■ GIVEN TASK: Copy out the records below, replacing each "elements" with "items" and keeping everything else the same. Leave the pictures out.

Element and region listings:
___
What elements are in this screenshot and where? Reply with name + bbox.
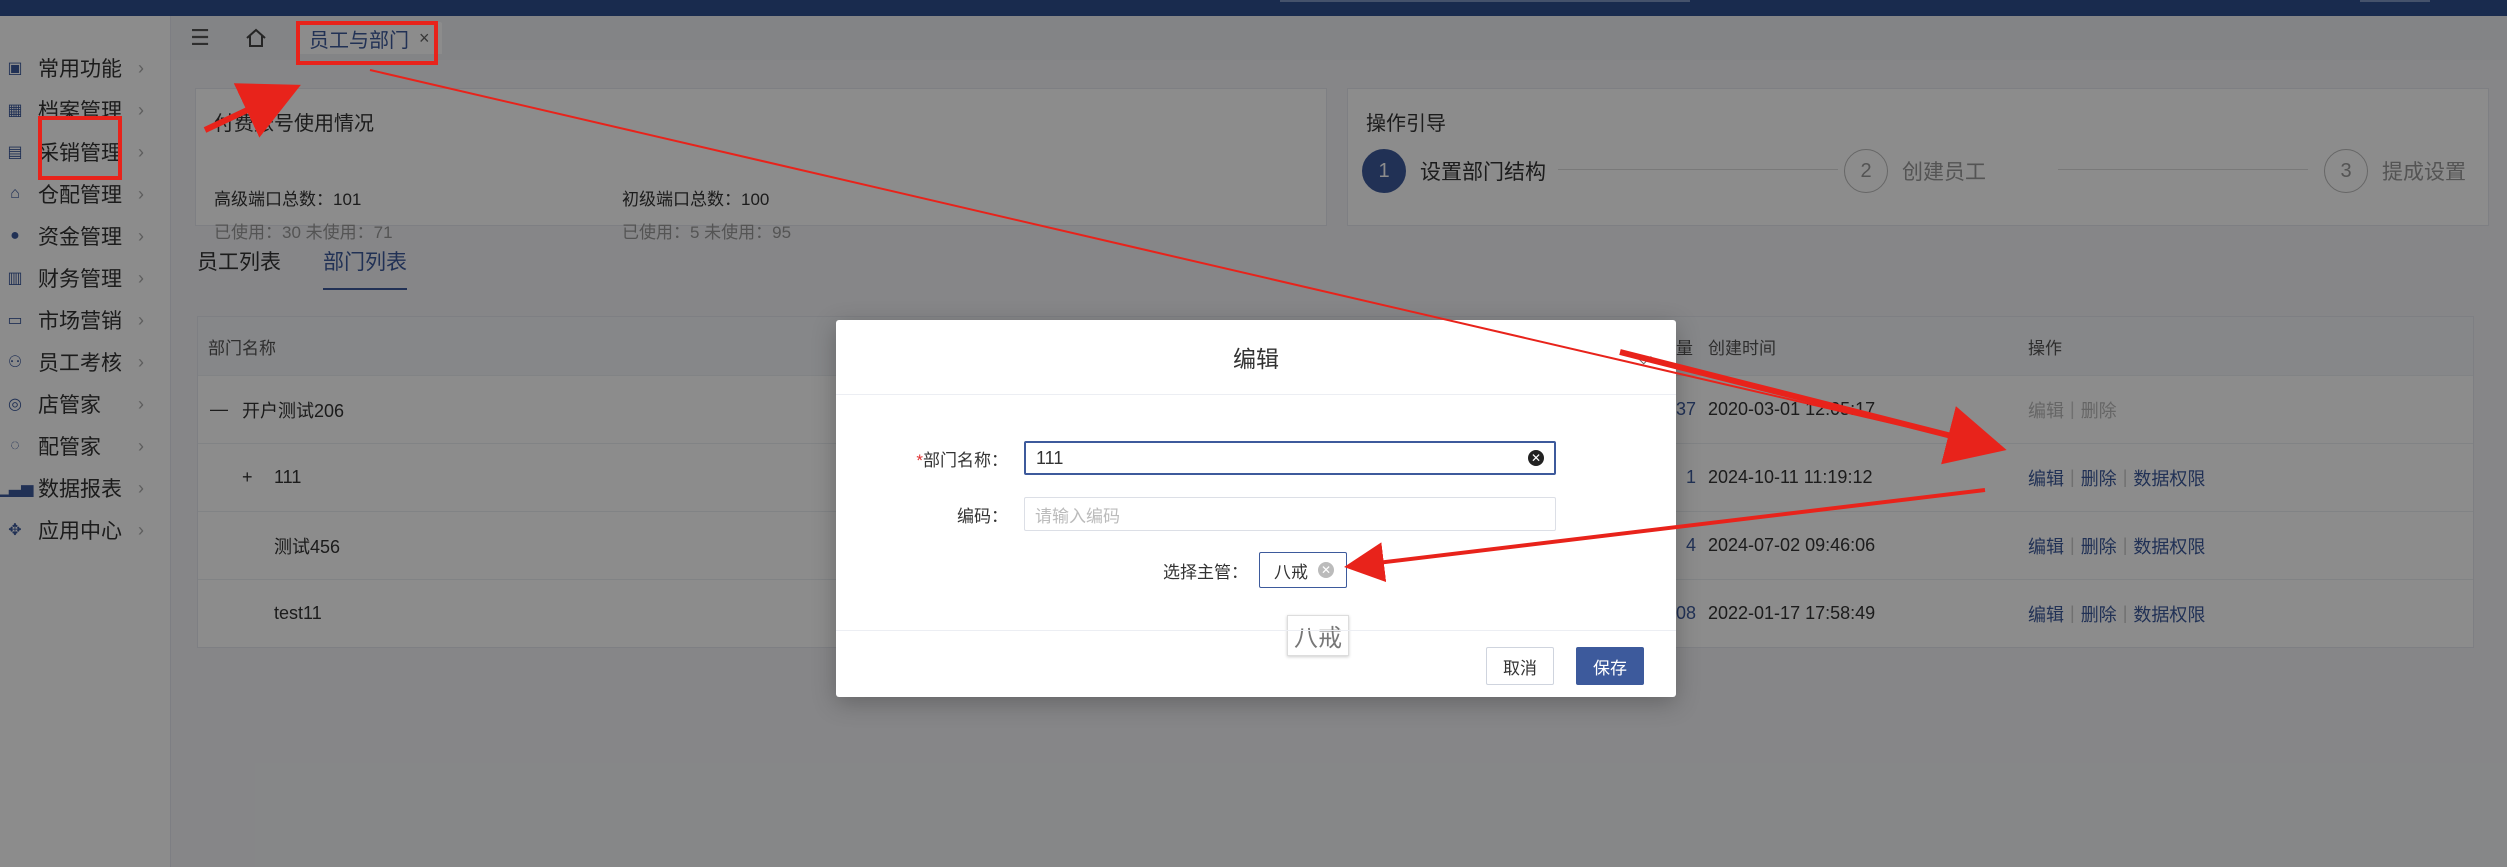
edit-department-dialog: 编辑 ⌵ *部门名称： 111 ✕ 编码： 请输入编码 选择主管： 八戒 ✕ 八… (836, 320, 1676, 697)
code-input[interactable]: 请输入编码 (1024, 497, 1556, 531)
code-placeholder: 请输入编码 (1035, 506, 1120, 526)
name-row: *部门名称： 111 ✕ (836, 440, 1556, 476)
remove-tag-icon[interactable]: ✕ (1318, 562, 1334, 578)
name-label: *部门名称： (916, 450, 1008, 470)
manager-label: 选择主管： (1163, 562, 1248, 582)
department-name-input[interactable]: 111 ✕ (1024, 441, 1556, 475)
code-row: 编码： 请输入编码 (836, 496, 1556, 532)
department-name-value: 111 (1036, 447, 1064, 468)
annotation-box-tab (296, 21, 438, 65)
cancel-button[interactable]: 取消 (1486, 647, 1554, 685)
chevron-down-icon[interactable]: ⌵ (1635, 344, 1652, 370)
code-label: 编码： (957, 506, 1008, 526)
manager-tag: 八戒 (1274, 562, 1308, 582)
manager-select[interactable]: 八戒 ✕ (1259, 552, 1347, 588)
manager-row: 选择主管： (836, 552, 1256, 588)
dialog-footer: 取消 保存 (836, 630, 1676, 698)
dialog-title: 编辑 (836, 320, 1676, 395)
save-button[interactable]: 保存 (1576, 647, 1644, 685)
clear-icon[interactable]: ✕ (1528, 450, 1544, 466)
annotation-box-sidebar (38, 116, 122, 180)
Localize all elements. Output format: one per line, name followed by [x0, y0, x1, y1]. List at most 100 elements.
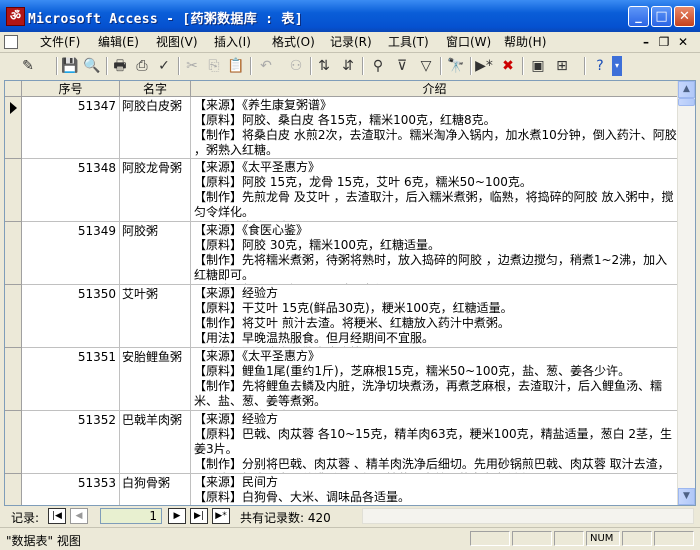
___
■ RESPONSE:
What items are in this screenshot and where? Reply with name + bbox.
edit-department-dialog: 编辑 ⌵ *部门名称： 111 ✕ 编码： 请输入编码 选择主管： 八戒 ✕ 八… (836, 320, 1676, 697)
code-input[interactable]: 请输入编码 (1024, 497, 1556, 531)
code-placeholder: 请输入编码 (1035, 506, 1120, 526)
name-row: *部门名称： 111 ✕ (836, 440, 1556, 476)
remove-tag-icon[interactable]: ✕ (1318, 562, 1334, 578)
name-label: *部门名称： (916, 450, 1008, 470)
manager-label: 选择主管： (1163, 562, 1248, 582)
department-name-input[interactable]: 111 ✕ (1024, 441, 1556, 475)
code-row: 编码： 请输入编码 (836, 496, 1556, 532)
department-name-value: 111 (1036, 447, 1064, 468)
annotation-box-tab (296, 21, 438, 65)
cancel-button[interactable]: 取消 (1486, 647, 1554, 685)
chevron-down-icon[interactable]: ⌵ (1635, 344, 1652, 370)
code-label: 编码： (957, 506, 1008, 526)
manager-tag: 八戒 (1274, 562, 1308, 582)
manager-select[interactable]: 八戒 ✕ (1259, 552, 1347, 588)
manager-row: 选择主管： (836, 552, 1256, 588)
dialog-footer: 取消 保存 (836, 630, 1676, 698)
dialog-title: 编辑 (836, 320, 1676, 395)
save-button[interactable]: 保存 (1576, 647, 1644, 685)
clear-icon[interactable]: ✕ (1528, 450, 1544, 466)
annotation-box-sidebar (38, 116, 122, 180)
Localize all items. Output format: one per line, name followed by [x0, y0, x1, y1]. List at most 100 items.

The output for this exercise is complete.